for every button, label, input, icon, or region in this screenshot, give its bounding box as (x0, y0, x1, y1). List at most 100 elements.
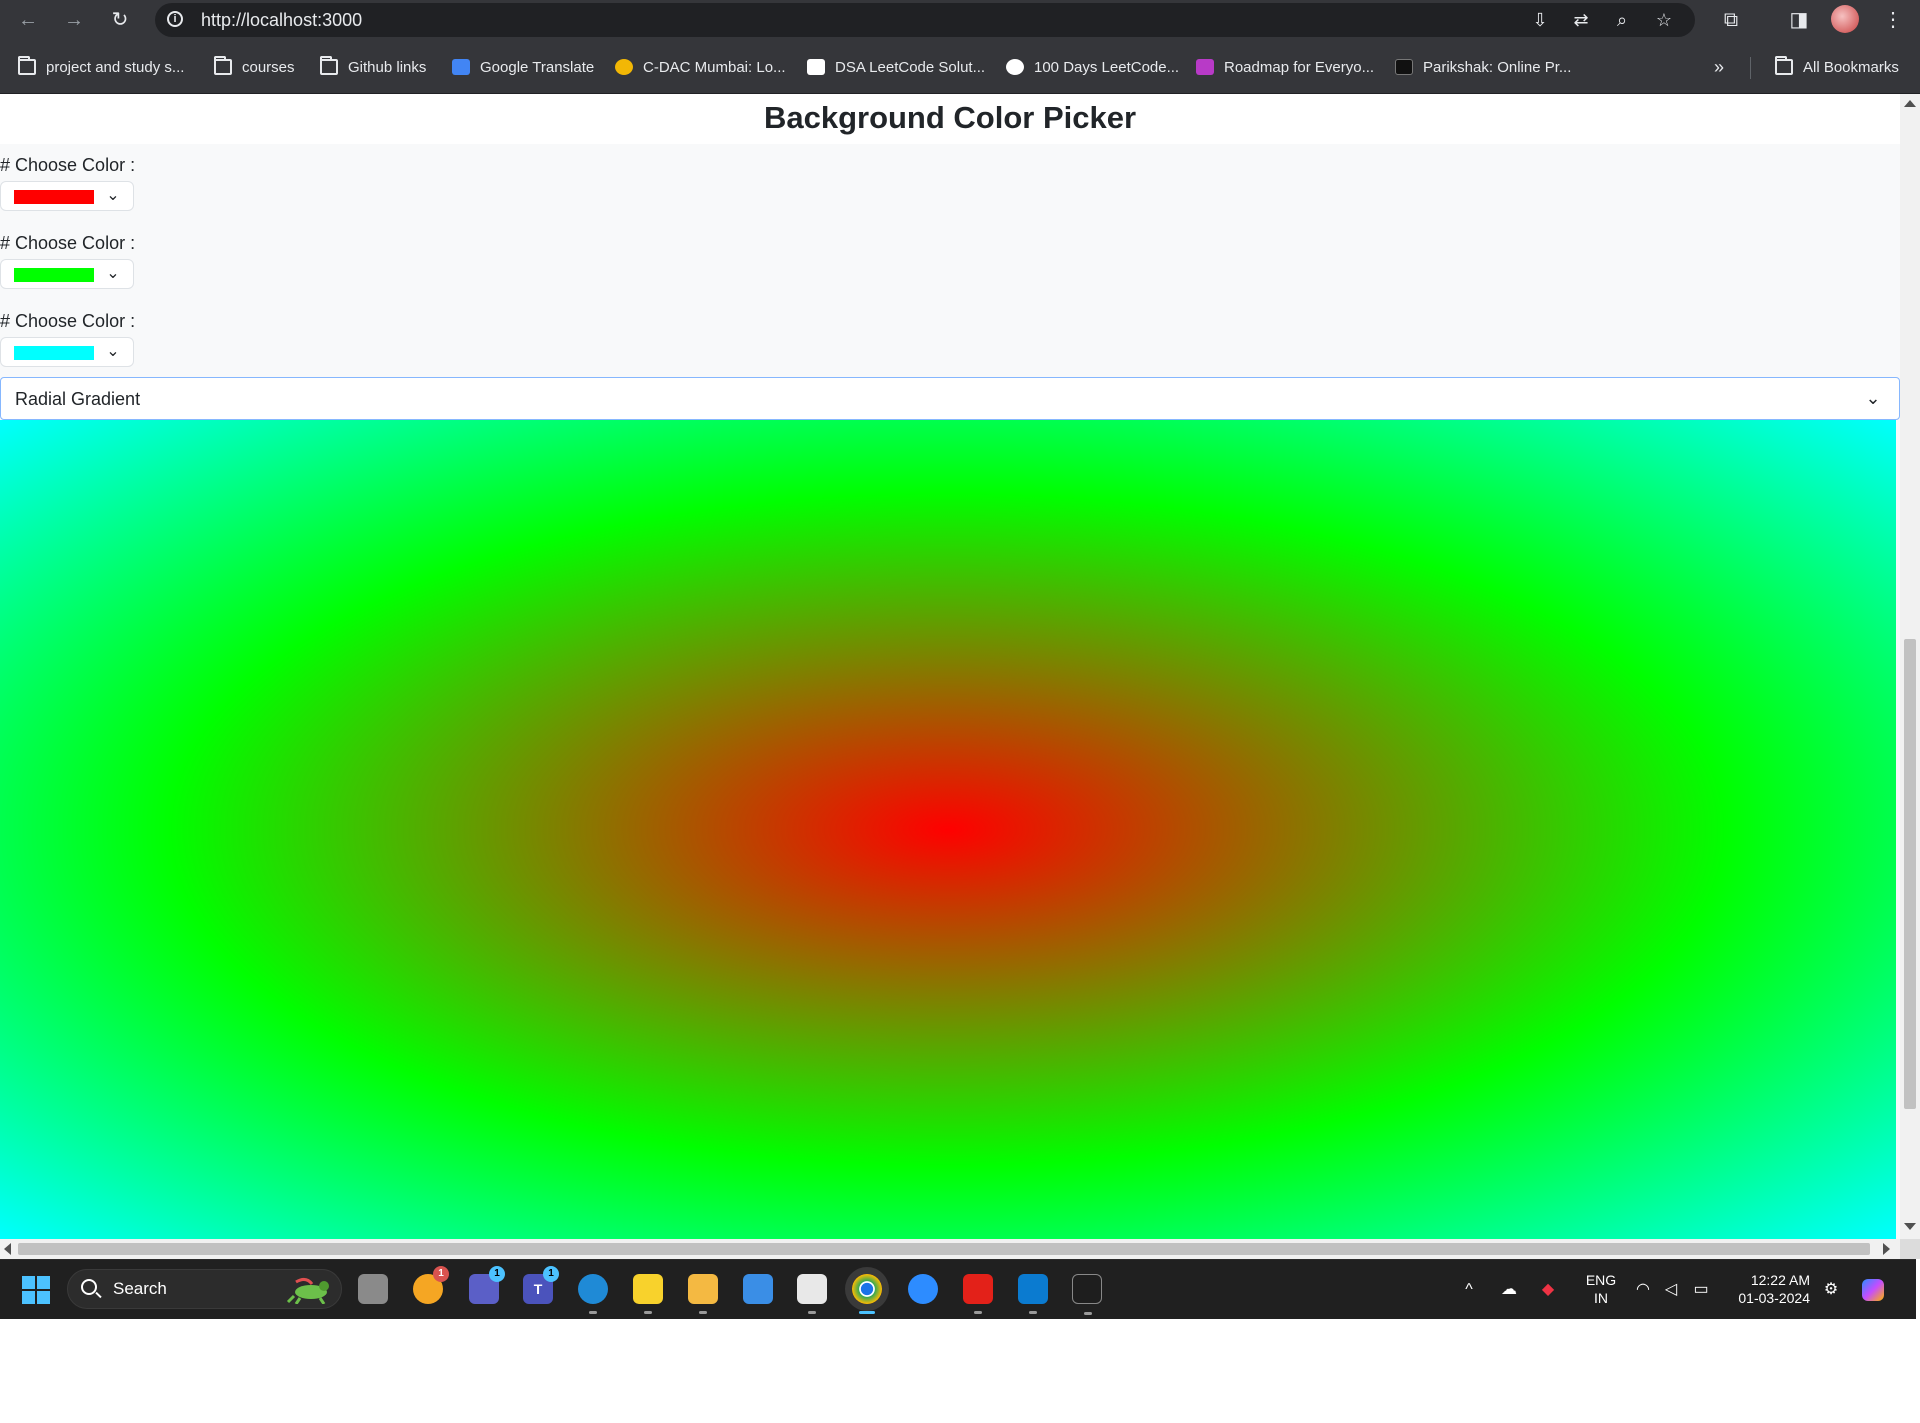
teams-icon[interactable]: T 1 (523, 1266, 559, 1304)
bookmark-folder-github[interactable]: Github links (320, 54, 426, 80)
bookmark-cdac[interactable]: C-DAC Mumbai: Lo... (615, 54, 786, 80)
bookmarks-divider (1750, 57, 1751, 79)
bookmark-google-translate[interactable]: Google Translate (452, 54, 594, 80)
bookmark-parikshak[interactable]: Parikshak: Online Pr... (1395, 54, 1571, 80)
more-bookmarks-chevron-icon[interactable]: » (1714, 54, 1724, 80)
scroll-up-arrow-icon[interactable] (1904, 100, 1916, 107)
running-indicator (589, 1311, 597, 1314)
scroll-left-arrow-icon[interactable] (4, 1243, 11, 1255)
folder-icon (320, 56, 338, 75)
vertical-scrollbar[interactable] (1900, 94, 1920, 1239)
sticky-notes-icon[interactable] (633, 1274, 663, 1314)
extensions-icon[interactable]: ⧉ (1717, 6, 1745, 34)
running-indicator (974, 1311, 982, 1314)
side-panel-icon[interactable]: ◨ (1785, 6, 1813, 34)
address-bar[interactable]: i http://localhost:3000 ⇩ ⇄ ⌕ ☆ (155, 3, 1695, 37)
search-icon (81, 1279, 97, 1295)
copilot-icon[interactable] (1862, 1279, 1884, 1301)
edge-browser-icon[interactable] (578, 1274, 608, 1314)
address-url[interactable]: http://localhost:3000 (201, 9, 362, 31)
color-picker-label: # Choose Color : (0, 233, 136, 253)
folder-icon (214, 56, 232, 75)
scroll-down-arrow-icon[interactable] (1904, 1223, 1916, 1230)
all-bookmarks-button[interactable]: All Bookmarks (1775, 54, 1899, 80)
chevron-up-icon[interactable]: ^ (1458, 1279, 1480, 1301)
notification-badge: 1 (543, 1266, 559, 1282)
folder-icon (1775, 56, 1793, 75)
chevron-down-icon: ⌄ (106, 187, 120, 204)
taskbar: Search 1 1 T 1 ^ ☁ ◆ ENG IN ◠ ◁ ▭ 12:22 … (0, 1259, 1916, 1319)
install-app-icon[interactable]: ⇩ (1528, 8, 1552, 32)
wifi-icon[interactable]: ◠ (1632, 1279, 1654, 1301)
snipping-tool-icon[interactable] (797, 1274, 827, 1314)
back-arrow-icon[interactable]: ← (14, 6, 42, 34)
roadmap-logo-icon (1196, 59, 1214, 75)
forward-arrow-icon[interactable]: → (60, 6, 88, 34)
file-explorer-icon[interactable] (688, 1274, 718, 1314)
gradient-type-select[interactable]: Radial Gradient ⌄ (0, 377, 1900, 420)
onedrive-cloud-icon[interactable]: ☁ (1498, 1279, 1520, 1301)
color-picker-label: # Choose Color : (0, 311, 136, 331)
horizontal-scrollbar[interactable] (0, 1239, 1900, 1259)
running-indicator (1084, 1312, 1092, 1315)
bookmark-100-days[interactable]: 100 Days LeetCode... (1006, 54, 1179, 80)
color-swatch (14, 268, 94, 282)
app-tray-icon[interactable]: ◆ (1537, 1279, 1559, 1301)
menu-kebab-icon[interactable]: ⋮ (1879, 6, 1907, 34)
scrollbar-corner (1900, 1239, 1920, 1259)
battery-icon[interactable]: ▭ (1690, 1279, 1712, 1301)
bookmark-dsa-leetcode[interactable]: DSA LeetCode Solut... (807, 54, 985, 80)
windows-start-icon[interactable] (22, 1276, 50, 1304)
google-translate-icon (452, 59, 470, 75)
color-input[interactable]: ⌄ (0, 337, 134, 367)
vertical-scrollbar-thumb[interactable] (1904, 639, 1916, 1109)
horizontal-scrollbar-thumb[interactable] (18, 1243, 1870, 1255)
header: Background Color Picker (0, 94, 1900, 144)
weather-widget-icon[interactable]: 1 (413, 1266, 449, 1304)
profile-avatar[interactable] (1831, 5, 1859, 33)
color-picker-label: # Choose Color : (0, 155, 136, 175)
gradient-type-value: Radial Gradient (15, 389, 141, 409)
cdac-logo-icon (615, 59, 633, 75)
notifications-icon[interactable]: ⚙ (1820, 1279, 1842, 1301)
zoom-icon[interactable]: ⌕ (1610, 8, 1634, 32)
chrome-icon[interactable] (852, 1274, 882, 1314)
teams-chat-icon[interactable]: 1 (469, 1266, 505, 1304)
notepad-icon[interactable] (743, 1274, 773, 1304)
scroll-right-arrow-icon[interactable] (1883, 1243, 1890, 1255)
bookmark-folder-project[interactable]: project and study s... (18, 54, 184, 80)
blank-area (0, 1319, 1920, 1423)
vscode-icon[interactable] (1018, 1274, 1048, 1314)
chevron-down-icon: ⌄ (106, 265, 120, 282)
running-indicator (644, 1311, 652, 1314)
clock[interactable]: 12:22 AM 01-03-2024 (1725, 1271, 1810, 1307)
gradient-preview (0, 420, 1896, 1239)
translate-icon[interactable]: ⇄ (1569, 8, 1593, 32)
bookmark-roadmap[interactable]: Roadmap for Everyo... (1196, 54, 1374, 80)
folder-icon (18, 56, 36, 75)
task-view-icon[interactable] (358, 1274, 388, 1304)
search-highlight-art-icon (286, 1277, 329, 1304)
taskbar-search-box[interactable]: Search (67, 1269, 342, 1309)
zoom-icon[interactable] (908, 1274, 938, 1304)
chevron-down-icon: ⌄ (106, 343, 120, 360)
site-info-icon[interactable]: i (167, 11, 183, 27)
bookmark-folder-courses[interactable]: courses (214, 54, 295, 80)
page-viewport: Background Color Picker # Choose Color :… (0, 94, 1900, 1239)
browser-toolbar: ← → ↻ i http://localhost:3000 ⇩ ⇄ ⌕ ☆ ⧉ … (0, 0, 1920, 40)
color-swatch (14, 346, 94, 360)
color-input[interactable]: ⌄ (0, 181, 134, 211)
language-indicator[interactable]: ENG IN (1583, 1271, 1619, 1307)
color-input[interactable]: ⌄ (0, 259, 134, 289)
terminal-icon[interactable] (1072, 1274, 1102, 1315)
running-indicator (808, 1311, 816, 1314)
reload-icon[interactable]: ↻ (106, 6, 134, 34)
bookmarks-bar: project and study s... courses Github li… (0, 40, 1920, 94)
notification-badge: 1 (433, 1266, 449, 1282)
bookmark-star-icon[interactable]: ☆ (1652, 8, 1676, 32)
taskbar-search-label: Search (113, 1279, 167, 1298)
color-swatch (14, 190, 94, 204)
running-indicator (859, 1311, 875, 1314)
volume-icon[interactable]: ◁ (1660, 1279, 1682, 1301)
acrobat-reader-icon[interactable] (963, 1274, 993, 1314)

▶ _Goal_
Reproduce the rows above without any change, starting at the row that contains "teams-icon[interactable]: T 1" and stopping after the row that contains "54, 1724, 80)".

▶ _Response to the exercise_
teams-icon[interactable]: T 1 (523, 1266, 559, 1304)
bookmark-folder-github[interactable]: Github links (320, 54, 426, 80)
bookmark-cdac[interactable]: C-DAC Mumbai: Lo... (615, 54, 786, 80)
bookmarks-divider (1750, 57, 1751, 79)
bookmark-google-translate[interactable]: Google Translate (452, 54, 594, 80)
bookmark-parikshak[interactable]: Parikshak: Online Pr... (1395, 54, 1571, 80)
more-bookmarks-chevron-icon[interactable]: » (1714, 54, 1724, 80)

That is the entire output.